(Stored entries)
↓↓↓

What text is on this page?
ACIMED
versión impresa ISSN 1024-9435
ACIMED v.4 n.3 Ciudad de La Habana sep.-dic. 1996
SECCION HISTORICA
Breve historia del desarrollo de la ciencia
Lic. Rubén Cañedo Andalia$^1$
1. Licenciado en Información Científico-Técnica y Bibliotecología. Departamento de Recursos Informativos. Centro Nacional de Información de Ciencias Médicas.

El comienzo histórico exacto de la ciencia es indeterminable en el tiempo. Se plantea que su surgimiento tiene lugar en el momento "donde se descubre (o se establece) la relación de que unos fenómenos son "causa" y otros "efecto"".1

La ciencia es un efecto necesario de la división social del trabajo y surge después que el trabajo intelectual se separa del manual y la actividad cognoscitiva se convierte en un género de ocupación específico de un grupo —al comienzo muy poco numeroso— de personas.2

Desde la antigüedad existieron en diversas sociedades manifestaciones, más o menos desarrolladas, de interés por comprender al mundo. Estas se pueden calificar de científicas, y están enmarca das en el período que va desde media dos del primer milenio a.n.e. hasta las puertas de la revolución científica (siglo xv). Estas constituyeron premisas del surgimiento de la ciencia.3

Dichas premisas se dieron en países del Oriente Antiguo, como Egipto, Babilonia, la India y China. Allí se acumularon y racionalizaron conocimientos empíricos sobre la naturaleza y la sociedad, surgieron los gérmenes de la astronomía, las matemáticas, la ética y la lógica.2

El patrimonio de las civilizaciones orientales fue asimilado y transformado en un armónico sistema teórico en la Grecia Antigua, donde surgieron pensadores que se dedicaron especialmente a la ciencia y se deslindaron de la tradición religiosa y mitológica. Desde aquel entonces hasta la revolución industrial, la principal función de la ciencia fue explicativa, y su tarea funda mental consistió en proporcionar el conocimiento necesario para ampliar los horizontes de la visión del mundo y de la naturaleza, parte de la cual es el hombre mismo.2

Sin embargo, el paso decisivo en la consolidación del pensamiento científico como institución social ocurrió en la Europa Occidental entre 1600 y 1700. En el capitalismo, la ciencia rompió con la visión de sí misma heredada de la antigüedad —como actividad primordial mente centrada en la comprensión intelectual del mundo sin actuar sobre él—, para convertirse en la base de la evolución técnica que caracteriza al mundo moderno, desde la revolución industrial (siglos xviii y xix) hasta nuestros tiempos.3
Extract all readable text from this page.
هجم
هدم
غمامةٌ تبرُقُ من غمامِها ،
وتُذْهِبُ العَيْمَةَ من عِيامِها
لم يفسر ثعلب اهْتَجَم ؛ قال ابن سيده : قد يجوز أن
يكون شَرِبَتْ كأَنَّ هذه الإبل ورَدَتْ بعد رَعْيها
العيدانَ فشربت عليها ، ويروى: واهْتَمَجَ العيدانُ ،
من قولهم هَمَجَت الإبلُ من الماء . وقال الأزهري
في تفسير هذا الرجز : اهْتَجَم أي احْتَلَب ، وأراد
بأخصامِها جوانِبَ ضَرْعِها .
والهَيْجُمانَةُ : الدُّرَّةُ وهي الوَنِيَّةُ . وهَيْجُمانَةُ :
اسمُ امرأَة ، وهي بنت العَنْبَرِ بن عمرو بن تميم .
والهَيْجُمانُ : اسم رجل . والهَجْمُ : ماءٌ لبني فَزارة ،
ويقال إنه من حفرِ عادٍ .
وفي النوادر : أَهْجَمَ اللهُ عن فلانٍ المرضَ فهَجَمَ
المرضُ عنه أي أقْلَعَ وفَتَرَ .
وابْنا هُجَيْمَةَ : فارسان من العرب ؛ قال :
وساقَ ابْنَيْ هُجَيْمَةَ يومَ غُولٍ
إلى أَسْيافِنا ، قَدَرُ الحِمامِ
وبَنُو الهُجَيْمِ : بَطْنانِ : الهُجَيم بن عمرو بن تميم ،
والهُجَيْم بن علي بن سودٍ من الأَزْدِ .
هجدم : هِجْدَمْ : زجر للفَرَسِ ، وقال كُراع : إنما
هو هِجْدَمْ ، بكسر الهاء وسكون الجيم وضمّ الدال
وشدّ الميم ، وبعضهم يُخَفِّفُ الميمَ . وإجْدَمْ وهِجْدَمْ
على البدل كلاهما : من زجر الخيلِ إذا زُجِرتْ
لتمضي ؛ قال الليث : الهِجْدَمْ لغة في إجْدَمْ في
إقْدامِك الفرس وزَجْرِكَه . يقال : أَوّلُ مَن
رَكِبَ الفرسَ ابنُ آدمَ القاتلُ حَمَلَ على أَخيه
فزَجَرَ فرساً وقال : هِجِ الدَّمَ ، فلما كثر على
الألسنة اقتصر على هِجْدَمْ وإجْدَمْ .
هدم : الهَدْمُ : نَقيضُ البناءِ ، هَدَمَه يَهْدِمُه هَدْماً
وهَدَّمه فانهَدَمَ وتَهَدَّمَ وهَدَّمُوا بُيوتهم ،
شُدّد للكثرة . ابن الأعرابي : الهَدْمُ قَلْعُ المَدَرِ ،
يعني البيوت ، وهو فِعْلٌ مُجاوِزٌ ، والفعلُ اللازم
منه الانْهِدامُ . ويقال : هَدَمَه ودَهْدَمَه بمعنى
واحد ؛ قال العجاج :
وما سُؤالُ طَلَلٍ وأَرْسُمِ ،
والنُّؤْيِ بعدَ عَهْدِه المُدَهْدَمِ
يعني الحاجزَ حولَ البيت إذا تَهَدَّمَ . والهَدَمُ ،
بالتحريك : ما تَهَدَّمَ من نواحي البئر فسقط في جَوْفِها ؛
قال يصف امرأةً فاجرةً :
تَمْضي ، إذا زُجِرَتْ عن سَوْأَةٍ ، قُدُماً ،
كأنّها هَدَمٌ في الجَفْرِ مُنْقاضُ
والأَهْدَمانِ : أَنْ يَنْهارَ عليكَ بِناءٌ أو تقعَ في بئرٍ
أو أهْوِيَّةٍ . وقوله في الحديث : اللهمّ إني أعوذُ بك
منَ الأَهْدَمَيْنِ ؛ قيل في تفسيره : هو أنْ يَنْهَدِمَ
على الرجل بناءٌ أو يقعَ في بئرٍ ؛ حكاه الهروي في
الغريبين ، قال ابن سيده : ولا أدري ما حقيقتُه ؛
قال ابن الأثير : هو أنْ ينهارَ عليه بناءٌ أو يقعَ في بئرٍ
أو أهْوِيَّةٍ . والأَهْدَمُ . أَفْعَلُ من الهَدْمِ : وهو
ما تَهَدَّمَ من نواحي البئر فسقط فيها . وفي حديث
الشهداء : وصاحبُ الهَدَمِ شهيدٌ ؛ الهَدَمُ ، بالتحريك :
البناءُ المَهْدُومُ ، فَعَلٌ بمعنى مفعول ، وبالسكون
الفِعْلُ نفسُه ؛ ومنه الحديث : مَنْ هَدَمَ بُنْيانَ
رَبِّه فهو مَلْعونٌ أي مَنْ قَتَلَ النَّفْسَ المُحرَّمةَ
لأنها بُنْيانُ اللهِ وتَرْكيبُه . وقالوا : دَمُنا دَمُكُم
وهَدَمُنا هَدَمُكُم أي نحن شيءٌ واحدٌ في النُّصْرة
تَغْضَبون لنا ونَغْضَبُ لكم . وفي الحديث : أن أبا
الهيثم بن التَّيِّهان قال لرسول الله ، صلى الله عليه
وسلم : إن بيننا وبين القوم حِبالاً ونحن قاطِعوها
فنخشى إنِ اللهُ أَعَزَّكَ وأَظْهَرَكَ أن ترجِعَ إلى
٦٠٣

↑↑↑

*Short problem*
Using the data above, repeat every line exactly.

*Finished task*
What text is on this page?
ACIMED
versión impresa ISSN 1024-9435
ACIMED v.4 n.3 Ciudad de La Habana sep.-dic. 1996
SECCION HISTORICA
Breve historia del desarrollo de la ciencia
Lic. Rubén Cañedo Andalia$^1$
1. Licenciado en Información Científico-Técnica y Bibliotecología. Departamento de Recursos Informativos. Centro Nacional de Información de Ciencias Médicas.

El comienzo histórico exacto de la ciencia es indeterminable en el tiempo. Se plantea que su surgimiento tiene lugar en el momento "donde se descubre (o se establece) la relación de que unos fenómenos son "causa" y otros "efecto"".1

La ciencia es un efecto necesario de la división social del trabajo y surge después que el trabajo intelectual se separa del manual y la actividad cognoscitiva se convierte en un género de ocupación específico de un grupo —al comienzo muy poco numeroso— de personas.2

Desde la antigüedad existieron en diversas sociedades manifestaciones, más o menos desarrolladas, de interés por comprender al mundo. Estas se pueden calificar de científicas, y están enmarca das en el período que va desde media dos del primer milenio a.n.e. hasta las puertas de la revolución científica (siglo xv). Estas constituyeron premisas del surgimiento de la ciencia.3

Dichas premisas se dieron en países del Oriente Antiguo, como Egipto, Babilonia, la India y China. Allí se acumularon y racionalizaron conocimientos empíricos sobre la naturaleza y la sociedad, surgieron los gérmenes de la astronomía, las matemáticas, la ética y la lógica.2

El patrimonio de las civilizaciones orientales fue asimilado y transformado en un armónico sistema teórico en la Grecia Antigua, donde surgieron pensadores que se dedicaron especialmente a la ciencia y se deslindaron de la tradición religiosa y mitológica. Desde aquel entonces hasta la revolución industrial, la principal función de la ciencia fue explicativa, y su tarea funda mental consistió en proporcionar el conocimiento necesario para ampliar los horizontes de la visión del mundo y de la naturaleza, parte de la cual es el hombre mismo.2

Sin embargo, el paso decisivo en la consolidación del pensamiento científico como institución social ocurrió en la Europa Occidental entre 1600 y 1700. En el capitalismo, la ciencia rompió con la visión de sí misma heredada de la antigüedad —como actividad primordial mente centrada en la comprensión intelectual del mundo sin actuar sobre él—, para convertirse en la base de la evolución técnica que caracteriza al mundo moderno, desde la revolución industrial (siglos xviii y xix) hasta nuestros tiempos.3
Extract all readable text from this page.
هجم
هدم
غمامةٌ تبرُقُ من غمامِها ،
وتُذْهِبُ العَيْمَةَ من عِيامِها
لم يفسر ثعلب اهْتَجَم ؛ قال ابن سيده : قد يجوز أن
يكون شَرِبَتْ كأَنَّ هذه الإبل ورَدَتْ بعد رَعْيها
العيدانَ فشربت عليها ، ويروى: واهْتَمَجَ العيدانُ ،
من قولهم هَمَجَت الإبلُ من الماء . وقال الأزهري
في تفسير هذا الرجز : اهْتَجَم أي احْتَلَب ، وأراد
بأخصامِها جوانِبَ ضَرْعِها .
والهَيْجُمانَةُ : الدُّرَّةُ وهي الوَنِيَّةُ . وهَيْجُمانَةُ :
اسمُ امرأَة ، وهي بنت العَنْبَرِ بن عمرو بن تميم .
والهَيْجُمانُ : اسم رجل . والهَجْمُ : ماءٌ لبني فَزارة ،
ويقال إنه من حفرِ عادٍ .
وفي النوادر : أَهْجَمَ اللهُ عن فلانٍ المرضَ فهَجَمَ
المرضُ عنه أي أقْلَعَ وفَتَرَ .
وابْنا هُجَيْمَةَ : فارسان من العرب ؛ قال :
وساقَ ابْنَيْ هُجَيْمَةَ يومَ غُولٍ
إلى أَسْيافِنا ، قَدَرُ الحِمامِ
وبَنُو الهُجَيْمِ : بَطْنانِ : الهُجَيم بن عمرو بن تميم ،
والهُجَيْم بن علي بن سودٍ من الأَزْدِ .
هجدم : هِجْدَمْ : زجر للفَرَسِ ، وقال كُراع : إنما
هو هِجْدَمْ ، بكسر الهاء وسكون الجيم وضمّ الدال
وشدّ الميم ، وبعضهم يُخَفِّفُ الميمَ . وإجْدَمْ وهِجْدَمْ
على البدل كلاهما : من زجر الخيلِ إذا زُجِرتْ
لتمضي ؛ قال الليث : الهِجْدَمْ لغة في إجْدَمْ في
إقْدامِك الفرس وزَجْرِكَه . يقال : أَوّلُ مَن
رَكِبَ الفرسَ ابنُ آدمَ القاتلُ حَمَلَ على أَخيه
فزَجَرَ فرساً وقال : هِجِ الدَّمَ ، فلما كثر على
الألسنة اقتصر على هِجْدَمْ وإجْدَمْ .
هدم : الهَدْمُ : نَقيضُ البناءِ ، هَدَمَه يَهْدِمُه هَدْماً
وهَدَّمه فانهَدَمَ وتَهَدَّمَ وهَدَّمُوا بُيوتهم ،
شُدّد للكثرة . ابن الأعرابي : الهَدْمُ قَلْعُ المَدَرِ ،
يعني البيوت ، وهو فِعْلٌ مُجاوِزٌ ، والفعلُ اللازم
منه الانْهِدامُ . ويقال : هَدَمَه ودَهْدَمَه بمعنى
واحد ؛ قال العجاج :
وما سُؤالُ طَلَلٍ وأَرْسُمِ ،
والنُّؤْيِ بعدَ عَهْدِه المُدَهْدَمِ
يعني الحاجزَ حولَ البيت إذا تَهَدَّمَ . والهَدَمُ ،
بالتحريك : ما تَهَدَّمَ من نواحي البئر فسقط في جَوْفِها ؛
قال يصف امرأةً فاجرةً :
تَمْضي ، إذا زُجِرَتْ عن سَوْأَةٍ ، قُدُماً ،
كأنّها هَدَمٌ في الجَفْرِ مُنْقاضُ
والأَهْدَمانِ : أَنْ يَنْهارَ عليكَ بِناءٌ أو تقعَ في بئرٍ
أو أهْوِيَّةٍ . وقوله في الحديث : اللهمّ إني أعوذُ بك
منَ الأَهْدَمَيْنِ ؛ قيل في تفسيره : هو أنْ يَنْهَدِمَ
على الرجل بناءٌ أو يقعَ في بئرٍ ؛ حكاه الهروي في
الغريبين ، قال ابن سيده : ولا أدري ما حقيقتُه ؛
قال ابن الأثير : هو أنْ ينهارَ عليه بناءٌ أو يقعَ في بئرٍ
أو أهْوِيَّةٍ . والأَهْدَمُ . أَفْعَلُ من الهَدْمِ : وهو
ما تَهَدَّمَ من نواحي البئر فسقط فيها . وفي حديث
الشهداء : وصاحبُ الهَدَمِ شهيدٌ ؛ الهَدَمُ ، بالتحريك :
البناءُ المَهْدُومُ ، فَعَلٌ بمعنى مفعول ، وبالسكون
الفِعْلُ نفسُه ؛ ومنه الحديث : مَنْ هَدَمَ بُنْيانَ
رَبِّه فهو مَلْعونٌ أي مَنْ قَتَلَ النَّفْسَ المُحرَّمةَ
لأنها بُنْيانُ اللهِ وتَرْكيبُه . وقالوا : دَمُنا دَمُكُم
وهَدَمُنا هَدَمُكُم أي نحن شيءٌ واحدٌ في النُّصْرة
تَغْضَبون لنا ونَغْضَبُ لكم . وفي الحديث : أن أبا
الهيثم بن التَّيِّهان قال لرسول الله ، صلى الله عليه
وسلم : إن بيننا وبين القوم حِبالاً ونحن قاطِعوها
فنخشى إنِ اللهُ أَعَزَّكَ وأَظْهَرَكَ أن ترجِعَ إلى
٦٠٣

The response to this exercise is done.